What to produce
From the data below, collect every line that contains the string "annotation" and list those lines unchanged.

[Layout dataset entries]
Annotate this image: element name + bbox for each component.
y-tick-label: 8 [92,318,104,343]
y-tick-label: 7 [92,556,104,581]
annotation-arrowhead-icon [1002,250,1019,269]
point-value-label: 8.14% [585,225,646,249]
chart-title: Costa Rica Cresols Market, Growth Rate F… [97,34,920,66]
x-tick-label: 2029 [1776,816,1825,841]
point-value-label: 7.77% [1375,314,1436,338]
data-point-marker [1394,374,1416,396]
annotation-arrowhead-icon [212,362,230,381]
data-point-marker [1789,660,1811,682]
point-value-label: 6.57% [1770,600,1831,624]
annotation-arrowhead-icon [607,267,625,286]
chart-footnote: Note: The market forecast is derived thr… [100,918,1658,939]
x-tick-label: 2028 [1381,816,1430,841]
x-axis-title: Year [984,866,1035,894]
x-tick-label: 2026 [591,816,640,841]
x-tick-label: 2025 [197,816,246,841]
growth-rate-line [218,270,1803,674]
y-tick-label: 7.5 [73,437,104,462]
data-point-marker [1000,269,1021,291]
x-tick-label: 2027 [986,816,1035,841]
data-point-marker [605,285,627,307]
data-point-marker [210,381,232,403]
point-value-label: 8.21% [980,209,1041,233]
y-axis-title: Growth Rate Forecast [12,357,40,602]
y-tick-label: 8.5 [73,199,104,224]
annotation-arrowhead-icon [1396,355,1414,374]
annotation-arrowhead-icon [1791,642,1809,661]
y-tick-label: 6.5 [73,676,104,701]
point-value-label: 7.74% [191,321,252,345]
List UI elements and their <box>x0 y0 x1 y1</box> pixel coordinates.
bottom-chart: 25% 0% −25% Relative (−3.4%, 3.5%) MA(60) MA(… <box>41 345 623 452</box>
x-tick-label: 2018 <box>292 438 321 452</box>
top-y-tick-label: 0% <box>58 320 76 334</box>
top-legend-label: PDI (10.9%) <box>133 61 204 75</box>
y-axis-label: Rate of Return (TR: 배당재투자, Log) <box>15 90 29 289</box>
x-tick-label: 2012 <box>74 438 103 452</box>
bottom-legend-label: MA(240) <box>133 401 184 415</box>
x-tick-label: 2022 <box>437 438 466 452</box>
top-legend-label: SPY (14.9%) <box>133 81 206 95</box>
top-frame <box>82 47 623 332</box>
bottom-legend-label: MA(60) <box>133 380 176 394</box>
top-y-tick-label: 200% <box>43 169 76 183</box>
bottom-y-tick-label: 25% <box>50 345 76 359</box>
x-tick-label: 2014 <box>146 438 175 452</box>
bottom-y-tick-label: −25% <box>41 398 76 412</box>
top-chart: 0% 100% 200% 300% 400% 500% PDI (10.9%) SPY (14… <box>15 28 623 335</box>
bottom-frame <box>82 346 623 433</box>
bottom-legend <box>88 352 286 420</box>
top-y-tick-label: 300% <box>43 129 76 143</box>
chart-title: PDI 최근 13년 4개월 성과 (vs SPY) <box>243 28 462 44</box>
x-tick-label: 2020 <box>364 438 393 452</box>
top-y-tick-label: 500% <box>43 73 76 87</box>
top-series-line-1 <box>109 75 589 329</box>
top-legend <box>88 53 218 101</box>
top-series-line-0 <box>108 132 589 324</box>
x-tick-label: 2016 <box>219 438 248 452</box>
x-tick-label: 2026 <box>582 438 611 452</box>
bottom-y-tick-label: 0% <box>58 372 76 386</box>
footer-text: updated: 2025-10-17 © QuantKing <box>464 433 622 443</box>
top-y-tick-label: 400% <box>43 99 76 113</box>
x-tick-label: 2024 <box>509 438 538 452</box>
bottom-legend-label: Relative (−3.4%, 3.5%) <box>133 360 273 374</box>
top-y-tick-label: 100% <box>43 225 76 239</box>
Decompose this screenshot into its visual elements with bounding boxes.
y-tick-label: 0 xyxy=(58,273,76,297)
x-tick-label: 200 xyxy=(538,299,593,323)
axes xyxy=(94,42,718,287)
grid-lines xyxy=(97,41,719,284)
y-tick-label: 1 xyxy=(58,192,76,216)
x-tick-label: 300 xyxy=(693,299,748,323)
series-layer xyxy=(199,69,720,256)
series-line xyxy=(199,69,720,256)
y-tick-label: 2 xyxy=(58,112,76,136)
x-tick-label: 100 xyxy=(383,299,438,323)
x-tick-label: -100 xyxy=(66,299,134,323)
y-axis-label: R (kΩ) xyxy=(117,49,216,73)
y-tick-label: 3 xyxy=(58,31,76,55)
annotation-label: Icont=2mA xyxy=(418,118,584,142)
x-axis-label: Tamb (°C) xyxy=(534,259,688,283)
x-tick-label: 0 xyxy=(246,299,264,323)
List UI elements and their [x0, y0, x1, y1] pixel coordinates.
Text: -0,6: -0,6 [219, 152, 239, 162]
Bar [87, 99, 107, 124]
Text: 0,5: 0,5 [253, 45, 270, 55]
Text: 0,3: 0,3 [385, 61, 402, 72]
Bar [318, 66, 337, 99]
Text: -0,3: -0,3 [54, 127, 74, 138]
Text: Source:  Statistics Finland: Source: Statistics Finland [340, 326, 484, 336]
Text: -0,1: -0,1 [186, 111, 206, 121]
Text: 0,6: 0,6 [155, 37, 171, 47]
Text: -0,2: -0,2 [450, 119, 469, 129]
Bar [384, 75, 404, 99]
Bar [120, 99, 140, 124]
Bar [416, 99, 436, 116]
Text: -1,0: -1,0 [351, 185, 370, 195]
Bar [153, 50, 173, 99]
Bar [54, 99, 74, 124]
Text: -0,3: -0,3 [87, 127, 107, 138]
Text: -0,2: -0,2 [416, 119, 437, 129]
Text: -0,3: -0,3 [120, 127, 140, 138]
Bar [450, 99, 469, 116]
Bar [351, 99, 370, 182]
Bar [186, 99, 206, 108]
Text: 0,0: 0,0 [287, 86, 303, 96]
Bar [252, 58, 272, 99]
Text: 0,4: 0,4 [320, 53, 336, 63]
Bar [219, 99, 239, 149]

Final result
annotation-arrowhead-icon [1002,250,1019,269]
annotation-arrowhead-icon [212,362,230,381]
annotation-arrowhead-icon [607,267,625,286]
annotation-arrowhead-icon [1396,355,1414,374]
annotation-arrowhead-icon [1791,642,1809,661]
annotation-label: Icont=2mA xyxy=(418,118,584,142)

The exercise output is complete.